▼▼▼

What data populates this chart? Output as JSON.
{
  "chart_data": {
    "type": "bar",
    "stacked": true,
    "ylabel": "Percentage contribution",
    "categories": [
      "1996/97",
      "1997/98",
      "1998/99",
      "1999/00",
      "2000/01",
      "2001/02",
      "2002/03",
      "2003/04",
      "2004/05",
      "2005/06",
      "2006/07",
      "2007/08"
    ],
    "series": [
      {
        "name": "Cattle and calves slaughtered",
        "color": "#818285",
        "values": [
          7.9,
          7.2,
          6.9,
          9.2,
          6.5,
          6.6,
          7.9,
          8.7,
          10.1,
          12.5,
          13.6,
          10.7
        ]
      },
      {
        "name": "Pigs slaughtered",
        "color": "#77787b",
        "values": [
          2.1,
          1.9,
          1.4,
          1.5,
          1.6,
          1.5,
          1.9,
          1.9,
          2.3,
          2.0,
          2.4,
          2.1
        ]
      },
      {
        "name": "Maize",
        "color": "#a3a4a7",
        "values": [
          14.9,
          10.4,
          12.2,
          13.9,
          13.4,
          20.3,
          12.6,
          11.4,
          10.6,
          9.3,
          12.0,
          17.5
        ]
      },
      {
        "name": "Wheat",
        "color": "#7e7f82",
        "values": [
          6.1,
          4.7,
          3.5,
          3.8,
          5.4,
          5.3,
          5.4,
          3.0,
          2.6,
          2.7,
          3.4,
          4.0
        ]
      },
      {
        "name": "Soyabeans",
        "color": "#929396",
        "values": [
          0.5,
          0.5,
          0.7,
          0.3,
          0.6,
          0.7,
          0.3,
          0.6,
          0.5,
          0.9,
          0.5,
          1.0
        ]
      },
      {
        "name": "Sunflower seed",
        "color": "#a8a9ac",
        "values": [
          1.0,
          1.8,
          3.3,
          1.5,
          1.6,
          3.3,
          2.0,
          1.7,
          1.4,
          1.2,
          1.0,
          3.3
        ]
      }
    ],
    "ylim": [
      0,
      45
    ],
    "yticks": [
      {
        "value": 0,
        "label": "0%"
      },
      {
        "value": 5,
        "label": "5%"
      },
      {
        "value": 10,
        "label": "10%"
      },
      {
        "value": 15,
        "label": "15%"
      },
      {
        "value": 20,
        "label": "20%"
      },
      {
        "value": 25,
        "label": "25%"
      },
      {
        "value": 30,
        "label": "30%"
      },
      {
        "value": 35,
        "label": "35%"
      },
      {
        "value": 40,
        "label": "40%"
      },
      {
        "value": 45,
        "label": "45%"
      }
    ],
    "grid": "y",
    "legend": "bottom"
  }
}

▲▲▲

Task goal
Retype the data exactly as given.

Exercise answer
What data populates this chart? Output as JSON.
{
  "chart_data": {
    "type": "bar",
    "stacked": true,
    "ylabel": "Percentage contribution",
    "categories": [
      "1996/97",
      "1997/98",
      "1998/99",
      "1999/00",
      "2000/01",
      "2001/02",
      "2002/03",
      "2003/04",
      "2004/05",
      "2005/06",
      "2006/07",
      "2007/08"
    ],
    "series": [
      {
        "name": "Cattle and calves slaughtered",
        "color": "#818285",
        "values": [
          7.9,
          7.2,
          6.9,
          9.2,
          6.5,
          6.6,
          7.9,
          8.7,
          10.1,
          12.5,
          13.6,
          10.7
        ]
      },
      {
        "name": "Pigs slaughtered",
        "color": "#77787b",
        "values": [
          2.1,
          1.9,
          1.4,
          1.5,
          1.6,
          1.5,
          1.9,
          1.9,
          2.3,
          2.0,
          2.4,
          2.1
        ]
      },
      {
        "name": "Maize",
        "color": "#a3a4a7",
        "values": [
          14.9,
          10.4,
          12.2,
          13.9,
          13.4,
          20.3,
          12.6,
          11.4,
          10.6,
          9.3,
          12.0,
          17.5
        ]
      },
      {
        "name": "Wheat",
        "color": "#7e7f82",
        "values": [
          6.1,
          4.7,
          3.5,
          3.8,
          5.4,
          5.3,
          5.4,
          3.0,
          2.6,
          2.7,
          3.4,
          4.0
        ]
      },
      {
        "name": "Soyabeans",
        "color": "#929396",
        "values": [
          0.5,
          0.5,
          0.7,
          0.3,
          0.6,
          0.7,
          0.3,
          0.6,
          0.5,
          0.9,
          0.5,
          1.0
        ]
      },
      {
        "name": "Sunflower seed",
        "color": "#a8a9ac",
        "values": [
          1.0,
          1.8,
          3.3,
          1.5,
          1.6,
          3.3,
          2.0,
          1.7,
          1.4,
          1.2,
          1.0,
          3.3
        ]
      }
    ],
    "ylim": [
      0,
      45
    ],
    "yticks": [
      {
        "value": 0,
        "label": "0%"
      },
      {
        "value": 5,
        "label": "5%"
      },
      {
        "value": 10,
        "label": "10%"
      },
      {
        "value": 15,
        "label": "15%"
      },
      {
        "value": 20,
        "label": "20%"
      },
      {
        "value": 25,
        "label": "25%"
      },
      {
        "value": 30,
        "label": "30%"
      },
      {
        "value": 35,
        "label": "35%"
      },
      {
        "value": 40,
        "label": "40%"
      },
      {
        "value": 45,
        "label": "45%"
      }
    ],
    "grid": "y",
    "legend": "bottom"
  }
}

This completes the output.